What to work on =
Your copy of the material below should match it exactly, except that it holds no pictures.

Extracted records:
....

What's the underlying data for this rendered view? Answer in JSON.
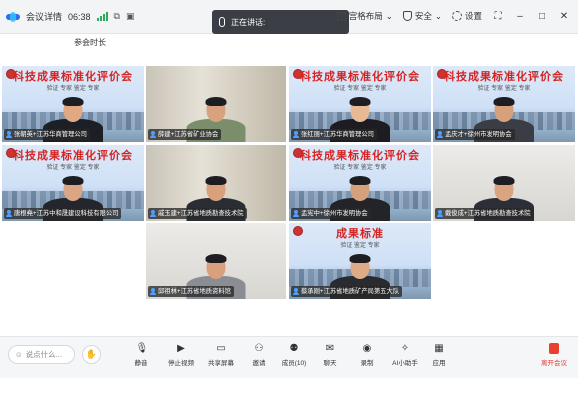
{
  "titlebar": {
    "app_title": "会议详情",
    "time": "06:38",
    "speaking_label": "正在讲话:",
    "layout_label": "宫格布局",
    "security_label": "安全",
    "settings_label": "设置",
    "window_controls": [
      "fullscreen-icon",
      "minimize-icon",
      "maximize-icon",
      "close-icon"
    ]
  },
  "join_time_label": "参会时长",
  "banner": {
    "title": "科技成果标准化评价会",
    "subtitle": "验证 专家 鉴定 专家"
  },
  "banner_short": {
    "title": "成果标准",
    "subtitle": "验证 鉴定 专家"
  },
  "participants": [
    {
      "name": "张朝英+江苏华商管理公司",
      "bg": "banner"
    },
    {
      "name": "薛建+江苏省矿业协会",
      "bg": "room"
    },
    {
      "name": "张红丽+江苏华商管理公司",
      "bg": "banner"
    },
    {
      "name": "孟庆才+徐州市发明协会",
      "bg": "banner",
      "active": true
    },
    {
      "name": "唐根堯+江苏中和晟建设科技有限公司",
      "bg": "banner"
    },
    {
      "name": "戚玉建+江苏省地质勘查技术院",
      "bg": "room"
    },
    {
      "name": "孟宪中+徐州市发明协会",
      "bg": "banner"
    },
    {
      "name": "戴俊成+江苏省地质勘查技术院",
      "bg": "wall"
    },
    {
      "name": "邱祖林+江苏省地质资料馆",
      "bg": "wall"
    },
    {
      "name": "蔡承刚+江苏省地质矿产局第五大队",
      "bg": "banner_short"
    }
  ],
  "toolbar": {
    "input_placeholder": "说点什么...",
    "buttons": [
      {
        "label": "静音",
        "icon": "microphone-icon"
      },
      {
        "label": "停止视频",
        "icon": "video-camera-icon"
      },
      {
        "label": "共享屏幕",
        "icon": "share-screen-icon"
      },
      {
        "label": "邀请",
        "icon": "add-user-icon"
      },
      {
        "label": "成员(10)",
        "icon": "members-icon"
      },
      {
        "label": "聊天",
        "icon": "chat-icon"
      },
      {
        "label": "录制",
        "icon": "record-icon"
      },
      {
        "label": "AI小助手",
        "icon": "ai-assistant-icon"
      },
      {
        "label": "应用",
        "icon": "apps-icon"
      }
    ],
    "leave_label": "离开会议"
  },
  "colors": {
    "accent": "#2fc489",
    "leave_red": "#e23b2e",
    "banner_red": "#d42424"
  }
}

....

Final answer =
What's the underlying data for this rendered view? Answer in JSON.
{
  "titlebar": {
    "app_title": "会议详情",
    "time": "06:38",
    "speaking_label": "正在讲话:",
    "layout_label": "宫格布局",
    "security_label": "安全",
    "settings_label": "设置",
    "window_controls": [
      "fullscreen-icon",
      "minimize-icon",
      "maximize-icon",
      "close-icon"
    ]
  },
  "join_time_label": "参会时长",
  "banner": {
    "title": "科技成果标准化评价会",
    "subtitle": "验证 专家 鉴定 专家"
  },
  "banner_short": {
    "title": "成果标准",
    "subtitle": "验证 鉴定 专家"
  },
  "participants": [
    {
      "name": "张朝英+江苏华商管理公司",
      "bg": "banner"
    },
    {
      "name": "薛建+江苏省矿业协会",
      "bg": "room"
    },
    {
      "name": "张红丽+江苏华商管理公司",
      "bg": "banner"
    },
    {
      "name": "孟庆才+徐州市发明协会",
      "bg": "banner",
      "active": true
    },
    {
      "name": "唐根堯+江苏中和晟建设科技有限公司",
      "bg": "banner"
    },
    {
      "name": "戚玉建+江苏省地质勘查技术院",
      "bg": "room"
    },
    {
      "name": "孟宪中+徐州市发明协会",
      "bg": "banner"
    },
    {
      "name": "戴俊成+江苏省地质勘查技术院",
      "bg": "wall"
    },
    {
      "name": "邱祖林+江苏省地质资料馆",
      "bg": "wall"
    },
    {
      "name": "蔡承刚+江苏省地质矿产局第五大队",
      "bg": "banner_short"
    }
  ],
  "toolbar": {
    "input_placeholder": "说点什么...",
    "buttons": [
      {
        "label": "静音",
        "icon": "microphone-icon"
      },
      {
        "label": "停止视频",
        "icon": "video-camera-icon"
      },
      {
        "label": "共享屏幕",
        "icon": "share-screen-icon"
      },
      {
        "label": "邀请",
        "icon": "add-user-icon"
      },
      {
        "label": "成员(10)",
        "icon": "members-icon"
      },
      {
        "label": "聊天",
        "icon": "chat-icon"
      },
      {
        "label": "录制",
        "icon": "record-icon"
      },
      {
        "label": "AI小助手",
        "icon": "ai-assistant-icon"
      },
      {
        "label": "应用",
        "icon": "apps-icon"
      }
    ],
    "leave_label": "离开会议"
  },
  "colors": {
    "accent": "#2fc489",
    "leave_red": "#e23b2e",
    "banner_red": "#d42424"
  }
}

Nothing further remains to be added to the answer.